EXERCISE PROMPT:
Print the complete set of entries exactly.

* Start SOURCE DATA *

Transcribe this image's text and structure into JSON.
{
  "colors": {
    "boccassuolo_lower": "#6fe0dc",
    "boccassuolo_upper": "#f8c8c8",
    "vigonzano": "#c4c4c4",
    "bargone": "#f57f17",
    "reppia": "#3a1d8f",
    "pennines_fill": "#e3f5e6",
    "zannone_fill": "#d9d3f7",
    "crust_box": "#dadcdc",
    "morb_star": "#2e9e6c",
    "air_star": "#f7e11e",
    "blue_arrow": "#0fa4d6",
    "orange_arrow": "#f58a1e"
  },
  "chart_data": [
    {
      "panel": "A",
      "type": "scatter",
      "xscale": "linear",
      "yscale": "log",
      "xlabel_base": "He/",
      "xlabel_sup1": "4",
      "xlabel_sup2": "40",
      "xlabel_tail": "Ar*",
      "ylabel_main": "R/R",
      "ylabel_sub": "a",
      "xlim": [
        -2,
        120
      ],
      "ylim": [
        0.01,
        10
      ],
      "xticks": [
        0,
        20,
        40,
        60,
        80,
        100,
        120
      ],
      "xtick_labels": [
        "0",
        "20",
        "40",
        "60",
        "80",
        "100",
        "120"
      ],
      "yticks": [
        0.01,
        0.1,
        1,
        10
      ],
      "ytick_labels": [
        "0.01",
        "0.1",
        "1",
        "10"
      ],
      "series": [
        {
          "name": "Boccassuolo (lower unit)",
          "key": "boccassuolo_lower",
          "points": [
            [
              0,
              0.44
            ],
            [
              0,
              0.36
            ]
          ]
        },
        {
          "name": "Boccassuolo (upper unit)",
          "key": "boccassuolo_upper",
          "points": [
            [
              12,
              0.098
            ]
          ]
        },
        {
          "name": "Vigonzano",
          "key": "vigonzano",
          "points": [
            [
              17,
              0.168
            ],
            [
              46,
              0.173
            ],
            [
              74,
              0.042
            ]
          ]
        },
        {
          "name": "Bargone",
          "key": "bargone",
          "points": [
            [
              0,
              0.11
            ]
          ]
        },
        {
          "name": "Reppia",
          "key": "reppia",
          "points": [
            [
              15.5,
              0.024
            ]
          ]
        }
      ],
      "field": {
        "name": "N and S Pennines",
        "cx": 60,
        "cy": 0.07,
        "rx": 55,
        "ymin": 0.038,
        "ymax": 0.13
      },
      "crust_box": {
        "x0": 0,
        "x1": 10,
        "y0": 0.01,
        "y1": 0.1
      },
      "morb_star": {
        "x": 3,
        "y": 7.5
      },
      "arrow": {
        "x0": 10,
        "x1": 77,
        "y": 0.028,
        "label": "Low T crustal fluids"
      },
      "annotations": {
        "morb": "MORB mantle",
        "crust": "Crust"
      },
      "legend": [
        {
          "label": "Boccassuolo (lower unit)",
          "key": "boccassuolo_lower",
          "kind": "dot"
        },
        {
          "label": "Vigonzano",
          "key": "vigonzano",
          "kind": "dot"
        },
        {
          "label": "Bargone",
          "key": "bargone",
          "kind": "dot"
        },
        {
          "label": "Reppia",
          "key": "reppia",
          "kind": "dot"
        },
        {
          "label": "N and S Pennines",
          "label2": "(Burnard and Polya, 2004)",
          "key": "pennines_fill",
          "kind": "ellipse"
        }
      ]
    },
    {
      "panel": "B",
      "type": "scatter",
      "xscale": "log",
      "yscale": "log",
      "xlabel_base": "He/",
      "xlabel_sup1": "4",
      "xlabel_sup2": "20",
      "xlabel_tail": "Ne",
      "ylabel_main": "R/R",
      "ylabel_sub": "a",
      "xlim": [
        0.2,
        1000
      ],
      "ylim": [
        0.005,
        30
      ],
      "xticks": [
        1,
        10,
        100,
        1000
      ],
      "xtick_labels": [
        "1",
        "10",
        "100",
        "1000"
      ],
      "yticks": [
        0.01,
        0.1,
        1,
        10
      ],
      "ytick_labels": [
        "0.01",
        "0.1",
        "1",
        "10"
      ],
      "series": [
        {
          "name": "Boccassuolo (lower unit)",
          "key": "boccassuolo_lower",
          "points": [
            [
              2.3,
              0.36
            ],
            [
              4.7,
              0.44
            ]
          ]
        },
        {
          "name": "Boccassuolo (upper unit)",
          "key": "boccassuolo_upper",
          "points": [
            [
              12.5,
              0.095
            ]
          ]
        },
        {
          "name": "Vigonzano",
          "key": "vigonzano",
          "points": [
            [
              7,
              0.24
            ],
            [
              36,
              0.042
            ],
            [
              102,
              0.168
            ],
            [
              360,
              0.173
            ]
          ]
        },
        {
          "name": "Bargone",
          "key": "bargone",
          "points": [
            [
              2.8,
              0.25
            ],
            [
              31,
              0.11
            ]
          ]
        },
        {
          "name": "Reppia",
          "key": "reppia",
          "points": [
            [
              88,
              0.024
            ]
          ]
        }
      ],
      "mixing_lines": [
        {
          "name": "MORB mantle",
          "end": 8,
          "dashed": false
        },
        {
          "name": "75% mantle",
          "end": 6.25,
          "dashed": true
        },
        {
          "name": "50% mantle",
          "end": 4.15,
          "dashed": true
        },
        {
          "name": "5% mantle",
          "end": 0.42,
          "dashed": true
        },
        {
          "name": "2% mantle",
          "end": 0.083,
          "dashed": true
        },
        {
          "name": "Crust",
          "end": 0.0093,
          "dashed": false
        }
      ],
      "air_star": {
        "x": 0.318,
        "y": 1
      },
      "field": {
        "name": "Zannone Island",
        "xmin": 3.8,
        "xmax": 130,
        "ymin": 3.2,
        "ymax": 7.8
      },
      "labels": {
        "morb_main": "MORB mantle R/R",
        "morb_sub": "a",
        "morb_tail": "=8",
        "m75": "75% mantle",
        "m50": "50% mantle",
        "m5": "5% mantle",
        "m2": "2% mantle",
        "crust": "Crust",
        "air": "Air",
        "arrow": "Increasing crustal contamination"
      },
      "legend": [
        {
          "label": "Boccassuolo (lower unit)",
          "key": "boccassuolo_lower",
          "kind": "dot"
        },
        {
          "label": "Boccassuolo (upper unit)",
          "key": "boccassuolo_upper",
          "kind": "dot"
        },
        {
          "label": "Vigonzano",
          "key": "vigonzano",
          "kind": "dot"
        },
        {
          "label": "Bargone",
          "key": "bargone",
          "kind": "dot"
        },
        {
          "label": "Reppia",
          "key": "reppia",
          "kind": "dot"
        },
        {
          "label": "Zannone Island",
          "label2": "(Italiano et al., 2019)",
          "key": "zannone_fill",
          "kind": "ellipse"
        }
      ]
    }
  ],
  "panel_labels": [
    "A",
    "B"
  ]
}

* End SOURCE DATA *

OUTPUT FOR THIS EXERCISE:
Transcribe this image's text and structure into JSON.
{
  "colors": {
    "boccassuolo_lower": "#6fe0dc",
    "boccassuolo_upper": "#f8c8c8",
    "vigonzano": "#c4c4c4",
    "bargone": "#f57f17",
    "reppia": "#3a1d8f",
    "pennines_fill": "#e3f5e6",
    "zannone_fill": "#d9d3f7",
    "crust_box": "#dadcdc",
    "morb_star": "#2e9e6c",
    "air_star": "#f7e11e",
    "blue_arrow": "#0fa4d6",
    "orange_arrow": "#f58a1e"
  },
  "chart_data": [
    {
      "panel": "A",
      "type": "scatter",
      "xscale": "linear",
      "yscale": "log",
      "xlabel_base": "He/",
      "xlabel_sup1": "4",
      "xlabel_sup2": "40",
      "xlabel_tail": "Ar*",
      "ylabel_main": "R/R",
      "ylabel_sub": "a",
      "xlim": [
        -2,
        120
      ],
      "ylim": [
        0.01,
        10
      ],
      "xticks": [
        0,
        20,
        40,
        60,
        80,
        100,
        120
      ],
      "xtick_labels": [
        "0",
        "20",
        "40",
        "60",
        "80",
        "100",
        "120"
      ],
      "yticks": [
        0.01,
        0.1,
        1,
        10
      ],
      "ytick_labels": [
        "0.01",
        "0.1",
        "1",
        "10"
      ],
      "series": [
        {
          "name": "Boccassuolo (lower unit)",
          "key": "boccassuolo_lower",
          "points": [
            [
              0,
              0.44
            ],
            [
              0,
              0.36
            ]
          ]
        },
        {
          "name": "Boccassuolo (upper unit)",
          "key": "boccassuolo_upper",
          "points": [
            [
              12,
              0.098
            ]
          ]
        },
        {
          "name": "Vigonzano",
          "key": "vigonzano",
          "points": [
            [
              17,
              0.168
            ],
            [
              46,
              0.173
            ],
            [
              74,
              0.042
            ]
          ]
        },
        {
          "name": "Bargone",
          "key": "bargone",
          "points": [
            [
              0,
              0.11
            ]
          ]
        },
        {
          "name": "Reppia",
          "key": "reppia",
          "points": [
            [
              15.5,
              0.024
            ]
          ]
        }
      ],
      "field": {
        "name": "N and S Pennines",
        "cx": 60,
        "cy": 0.07,
        "rx": 55,
        "ymin": 0.038,
        "ymax": 0.13
      },
      "crust_box": {
        "x0": 0,
        "x1": 10,
        "y0": 0.01,
        "y1": 0.1
      },
      "morb_star": {
        "x": 3,
        "y": 7.5
      },
      "arrow": {
        "x0": 10,
        "x1": 77,
        "y": 0.028,
        "label": "Low T crustal fluids"
      },
      "annotations": {
        "morb": "MORB mantle",
        "crust": "Crust"
      },
      "legend": [
        {
          "label": "Boccassuolo (lower unit)",
          "key": "boccassuolo_lower",
          "kind": "dot"
        },
        {
          "label": "Vigonzano",
          "key": "vigonzano",
          "kind": "dot"
        },
        {
          "label": "Bargone",
          "key": "bargone",
          "kind": "dot"
        },
        {
          "label": "Reppia",
          "key": "reppia",
          "kind": "dot"
        },
        {
          "label": "N and S Pennines",
          "label2": "(Burnard and Polya, 2004)",
          "key": "pennines_fill",
          "kind": "ellipse"
        }
      ]
    },
    {
      "panel": "B",
      "type": "scatter",
      "xscale": "log",
      "yscale": "log",
      "xlabel_base": "He/",
      "xlabel_sup1": "4",
      "xlabel_sup2": "20",
      "xlabel_tail": "Ne",
      "ylabel_main": "R/R",
      "ylabel_sub": "a",
      "xlim": [
        0.2,
        1000
      ],
      "ylim": [
        0.005,
        30
      ],
      "xticks": [
        1,
        10,
        100,
        1000
      ],
      "xtick_labels": [
        "1",
        "10",
        "100",
        "1000"
      ],
      "yticks": [
        0.01,
        0.1,
        1,
        10
      ],
      "ytick_labels": [
        "0.01",
        "0.1",
        "1",
        "10"
      ],
      "series": [
        {
          "name": "Boccassuolo (lower unit)",
          "key": "boccassuolo_lower",
          "points": [
            [
              2.3,
              0.36
            ],
            [
              4.7,
              0.44
            ]
          ]
        },
        {
          "name": "Boccassuolo (upper unit)",
          "key": "boccassuolo_upper",
          "points": [
            [
              12.5,
              0.095
            ]
          ]
        },
        {
          "name": "Vigonzano",
          "key": "vigonzano",
          "points": [
            [
              7,
              0.24
            ],
            [
              36,
              0.042
            ],
            [
              102,
              0.168
            ],
            [
              360,
              0.173
            ]
          ]
        },
        {
          "name": "Bargone",
          "key": "bargone",
          "points": [
            [
              2.8,
              0.25
            ],
            [
              31,
              0.11
            ]
          ]
        },
        {
          "name": "Reppia",
          "key": "reppia",
          "points": [
            [
              88,
              0.024
            ]
          ]
        }
      ],
      "mixing_lines": [
        {
          "name": "MORB mantle",
          "end": 8,
          "dashed": false
        },
        {
          "name": "75% mantle",
          "end": 6.25,
          "dashed": true
        },
        {
          "name": "50% mantle",
          "end": 4.15,
          "dashed": true
        },
        {
          "name": "5% mantle",
          "end": 0.42,
          "dashed": true
        },
        {
          "name": "2% mantle",
          "end": 0.083,
          "dashed": true
        },
        {
          "name": "Crust",
          "end": 0.0093,
          "dashed": false
        }
      ],
      "air_star": {
        "x": 0.318,
        "y": 1
      },
      "field": {
        "name": "Zannone Island",
        "xmin": 3.8,
        "xmax": 130,
        "ymin": 3.2,
        "ymax": 7.8
      },
      "labels": {
        "morb_main": "MORB mantle R/R",
        "morb_sub": "a",
        "morb_tail": "=8",
        "m75": "75% mantle",
        "m50": "50% mantle",
        "m5": "5% mantle",
        "m2": "2% mantle",
        "crust": "Crust",
        "air": "Air",
        "arrow": "Increasing crustal contamination"
      },
      "legend": [
        {
          "label": "Boccassuolo (lower unit)",
          "key": "boccassuolo_lower",
          "kind": "dot"
        },
        {
          "label": "Boccassuolo (upper unit)",
          "key": "boccassuolo_upper",
          "kind": "dot"
        },
        {
          "label": "Vigonzano",
          "key": "vigonzano",
          "kind": "dot"
        },
        {
          "label": "Bargone",
          "key": "bargone",
          "kind": "dot"
        },
        {
          "label": "Reppia",
          "key": "reppia",
          "kind": "dot"
        },
        {
          "label": "Zannone Island",
          "label2": "(Italiano et al., 2019)",
          "key": "zannone_fill",
          "kind": "ellipse"
        }
      ]
    }
  ],
  "panel_labels": [
    "A",
    "B"
  ]
}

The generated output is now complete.